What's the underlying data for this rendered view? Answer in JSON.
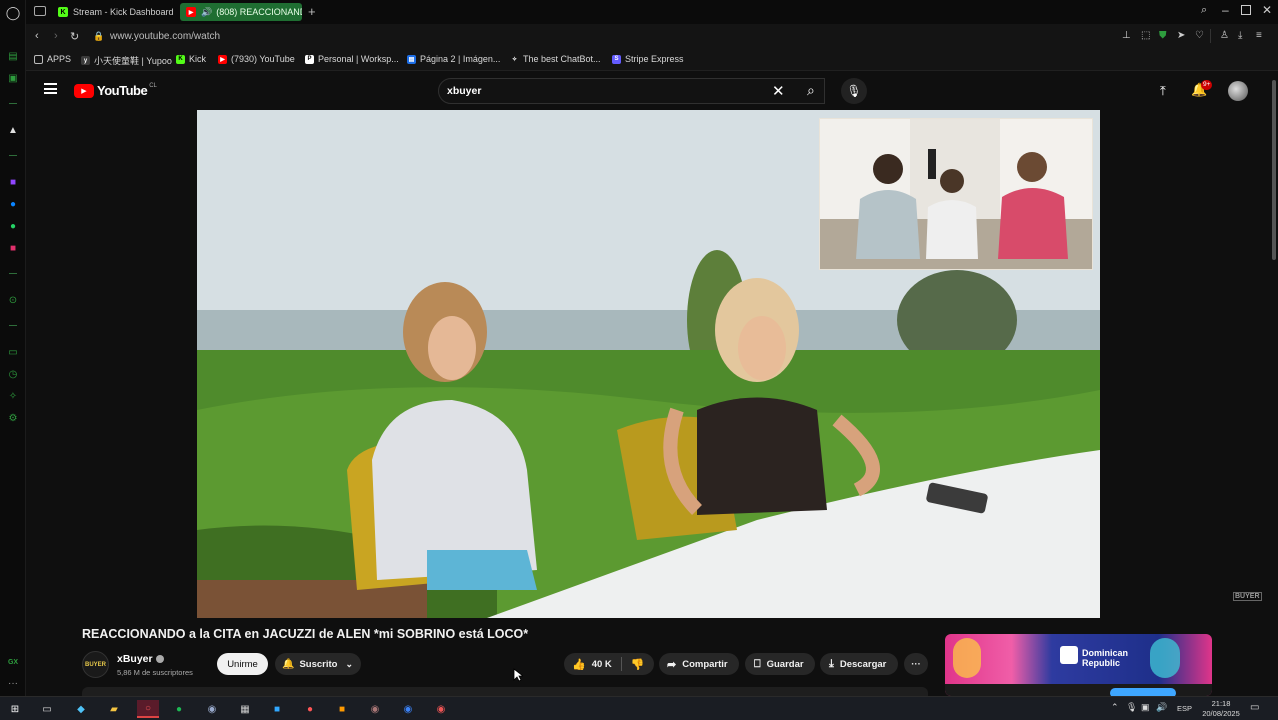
{
  "browser": {
    "tabs": [
      {
        "label": "Stream - Kick Dashboard",
        "favicon": "K",
        "color": "#53fc18"
      },
      {
        "label": "(808) REACCIONANDO",
        "favicon": "▶",
        "color": "#ff0000"
      }
    ],
    "new_tab": "+",
    "url": "www.youtube.com/watch",
    "bookmarks": [
      {
        "label": "APPS",
        "icon": "apps-icon"
      },
      {
        "label": "小天使童鞋 | Yupoo",
        "icon": "yupoo-icon"
      },
      {
        "label": "Kick",
        "icon": "kick-icon"
      },
      {
        "label": "(7930) YouTube",
        "icon": "youtube-icon"
      },
      {
        "label": "Personal | Worksp...",
        "icon": "notion-icon"
      },
      {
        "label": "Página 2 | Imágen...",
        "icon": "freepik-icon"
      },
      {
        "label": "The best ChatBot...",
        "icon": "chatgpt-icon"
      },
      {
        "label": "Stripe Express",
        "icon": "stripe-icon"
      }
    ]
  },
  "youtube": {
    "logo": "YouTube",
    "logo_region": "CL",
    "search_value": "xbuyer",
    "notifications_badge": "9+",
    "video_watermark": "BUYER",
    "video_title": "REACCIONANDO a la CITA en JACUZZI de ALEN *mi SOBRINO está LOCO*",
    "channel_name": "xBuyer",
    "channel_avatar_text": "BUYER",
    "subscribers": "5,86 M de suscriptores",
    "join_label": "Unirme",
    "subscribed_label": "Suscrito",
    "like_count": "40 K",
    "share_label": "Compartir",
    "save_label": "Guardar",
    "download_label": "Descargar",
    "ad_text": "Dominican Republic"
  },
  "taskbar": {
    "language": "ESP",
    "time": "21:18",
    "date": "20/08/2025"
  },
  "colors": {
    "youtube_red": "#ff0000",
    "opera_green": "#2e9d3e",
    "kick_green": "#53fc18"
  }
}
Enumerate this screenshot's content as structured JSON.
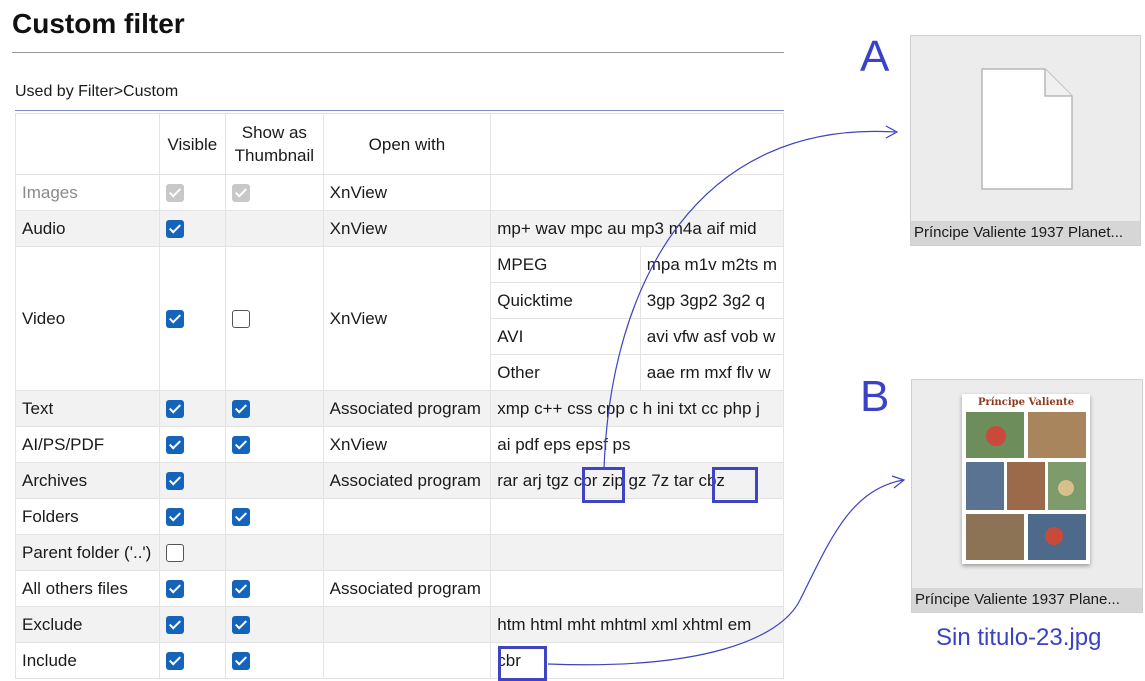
{
  "header": {
    "title": "Custom filter",
    "subtitle": "Used by Filter>Custom"
  },
  "columns": {
    "visible": "Visible",
    "thumb_line1": "Show as",
    "thumb_line2": "Thumbnail",
    "open_with": "Open with"
  },
  "rows": [
    {
      "name": "Images",
      "visible": "disabled",
      "thumbnail": "disabled",
      "open_with": "XnView",
      "extensions": ""
    },
    {
      "name": "Audio",
      "visible": "checked",
      "thumbnail": "none",
      "open_with": "XnView",
      "extensions": "mp+ wav mpc au mp3 m4a aif mid"
    },
    {
      "name": "Video",
      "visible": "checked",
      "thumbnail": "unchecked",
      "open_with": "XnView",
      "sub": [
        {
          "type": "MPEG",
          "extensions": "mpa m1v m2ts m"
        },
        {
          "type": "Quicktime",
          "extensions": "3gp 3gp2 3g2 q"
        },
        {
          "type": "AVI",
          "extensions": "avi vfw asf vob w"
        },
        {
          "type": "Other",
          "extensions": "aae rm mxf flv w"
        }
      ]
    },
    {
      "name": "Text",
      "visible": "checked",
      "thumbnail": "checked",
      "open_with": "Associated program",
      "extensions": "xmp c++ css cpp c h ini txt cc php j"
    },
    {
      "name": "AI/PS/PDF",
      "visible": "checked",
      "thumbnail": "checked",
      "open_with": "XnView",
      "extensions": "ai pdf eps epsf ps"
    },
    {
      "name": "Archives",
      "visible": "checked",
      "thumbnail": "none",
      "open_with": "Associated program",
      "extensions": "rar arj tgz cbr zip gz 7z tar cbz"
    },
    {
      "name": "Folders",
      "visible": "checked",
      "thumbnail": "checked",
      "open_with": "",
      "extensions": ""
    },
    {
      "name": "Parent folder ('..')",
      "visible": "unchecked",
      "thumbnail": "none",
      "open_with": "",
      "extensions": ""
    },
    {
      "name": "All others files",
      "visible": "checked",
      "thumbnail": "checked",
      "open_with": "Associated program",
      "extensions": ""
    },
    {
      "name": "Exclude",
      "visible": "checked",
      "thumbnail": "checked",
      "open_with": "",
      "extensions": "htm html mht mhtml xml xhtml em"
    },
    {
      "name": "Include",
      "visible": "checked",
      "thumbnail": "checked",
      "open_with": "",
      "extensions": "cbr"
    }
  ],
  "annotations": {
    "label_a": "A",
    "label_b": "B",
    "thumb_a_caption": "Príncipe Valiente 1937 Planet...",
    "thumb_b_caption": "Príncipe Valiente 1937 Plane...",
    "thumb_b_cover_title": "Príncipe Valiente",
    "filename": "Sin titulo-23.jpg",
    "accent_color": "#3a42c6",
    "highlighted_extensions": [
      "cbr",
      "cbz",
      "cbr"
    ]
  }
}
- - - -
#### [SET EXERCISE]
Quote each entry above verbatim and drop the pictures.

#### [TASK ANSWER]
What's the underlying data for this rendered view? Answer in JSON.
{
  "browser": {
    "tabs": [
      {
        "label": "Stream - Kick Dashboard",
        "favicon": "K",
        "color": "#53fc18"
      },
      {
        "label": "(808) REACCIONANDO",
        "favicon": "▶",
        "color": "#ff0000"
      }
    ],
    "new_tab": "+",
    "url": "www.youtube.com/watch",
    "bookmarks": [
      {
        "label": "APPS",
        "icon": "apps-icon"
      },
      {
        "label": "小天使童鞋 | Yupoo",
        "icon": "yupoo-icon"
      },
      {
        "label": "Kick",
        "icon": "kick-icon"
      },
      {
        "label": "(7930) YouTube",
        "icon": "youtube-icon"
      },
      {
        "label": "Personal | Worksp...",
        "icon": "notion-icon"
      },
      {
        "label": "Página 2 | Imágen...",
        "icon": "freepik-icon"
      },
      {
        "label": "The best ChatBot...",
        "icon": "chatgpt-icon"
      },
      {
        "label": "Stripe Express",
        "icon": "stripe-icon"
      }
    ]
  },
  "youtube": {
    "logo": "YouTube",
    "logo_region": "CL",
    "search_value": "xbuyer",
    "notifications_badge": "9+",
    "video_watermark": "BUYER",
    "video_title": "REACCIONANDO a la CITA en JACUZZI de ALEN *mi SOBRINO está LOCO*",
    "channel_name": "xBuyer",
    "channel_avatar_text": "BUYER",
    "subscribers": "5,86 M de suscriptores",
    "join_label": "Unirme",
    "subscribed_label": "Suscrito",
    "like_count": "40 K",
    "share_label": "Compartir",
    "save_label": "Guardar",
    "download_label": "Descargar",
    "ad_text": "Dominican Republic"
  },
  "taskbar": {
    "language": "ESP",
    "time": "21:18",
    "date": "20/08/2025"
  },
  "colors": {
    "youtube_red": "#ff0000",
    "opera_green": "#2e9d3e",
    "kick_green": "#53fc18"
  }
}
Enumerate this screenshot's content as structured JSON.
{
  "header": {
    "title": "Custom filter",
    "subtitle": "Used by Filter>Custom"
  },
  "columns": {
    "visible": "Visible",
    "thumb_line1": "Show as",
    "thumb_line2": "Thumbnail",
    "open_with": "Open with"
  },
  "rows": [
    {
      "name": "Images",
      "visible": "disabled",
      "thumbnail": "disabled",
      "open_with": "XnView",
      "extensions": ""
    },
    {
      "name": "Audio",
      "visible": "checked",
      "thumbnail": "none",
      "open_with": "XnView",
      "extensions": "mp+ wav mpc au mp3 m4a aif mid"
    },
    {
      "name": "Video",
      "visible": "checked",
      "thumbnail": "unchecked",
      "open_with": "XnView",
      "sub": [
        {
          "type": "MPEG",
          "extensions": "mpa m1v m2ts m"
        },
        {
          "type": "Quicktime",
          "extensions": "3gp 3gp2 3g2 q"
        },
        {
          "type": "AVI",
          "extensions": "avi vfw asf vob w"
        },
        {
          "type": "Other",
          "extensions": "aae rm mxf flv w"
        }
      ]
    },
    {
      "name": "Text",
      "visible": "checked",
      "thumbnail": "checked",
      "open_with": "Associated program",
      "extensions": "xmp c++ css cpp c h ini txt cc php j"
    },
    {
      "name": "AI/PS/PDF",
      "visible": "checked",
      "thumbnail": "checked",
      "open_with": "XnView",
      "extensions": "ai pdf eps epsf ps"
    },
    {
      "name": "Archives",
      "visible": "checked",
      "thumbnail": "none",
      "open_with": "Associated program",
      "extensions": "rar arj tgz cbr zip gz 7z tar cbz"
    },
    {
      "name": "Folders",
      "visible": "checked",
      "thumbnail": "checked",
      "open_with": "",
      "extensions": ""
    },
    {
      "name": "Parent folder ('..')",
      "visible": "unchecked",
      "thumbnail": "none",
      "open_with": "",
      "extensions": ""
    },
    {
      "name": "All others files",
      "visible": "checked",
      "thumbnail": "checked",
      "open_with": "Associated program",
      "extensions": ""
    },
    {
      "name": "Exclude",
      "visible": "checked",
      "thumbnail": "checked",
      "open_with": "",
      "extensions": "htm html mht mhtml xml xhtml em"
    },
    {
      "name": "Include",
      "visible": "checked",
      "thumbnail": "checked",
      "open_with": "",
      "extensions": "cbr"
    }
  ],
  "annotations": {
    "label_a": "A",
    "label_b": "B",
    "thumb_a_caption": "Príncipe Valiente 1937 Planet...",
    "thumb_b_caption": "Príncipe Valiente 1937 Plane...",
    "thumb_b_cover_title": "Príncipe Valiente",
    "filename": "Sin titulo-23.jpg",
    "accent_color": "#3a42c6",
    "highlighted_extensions": [
      "cbr",
      "cbz",
      "cbr"
    ]
  }
}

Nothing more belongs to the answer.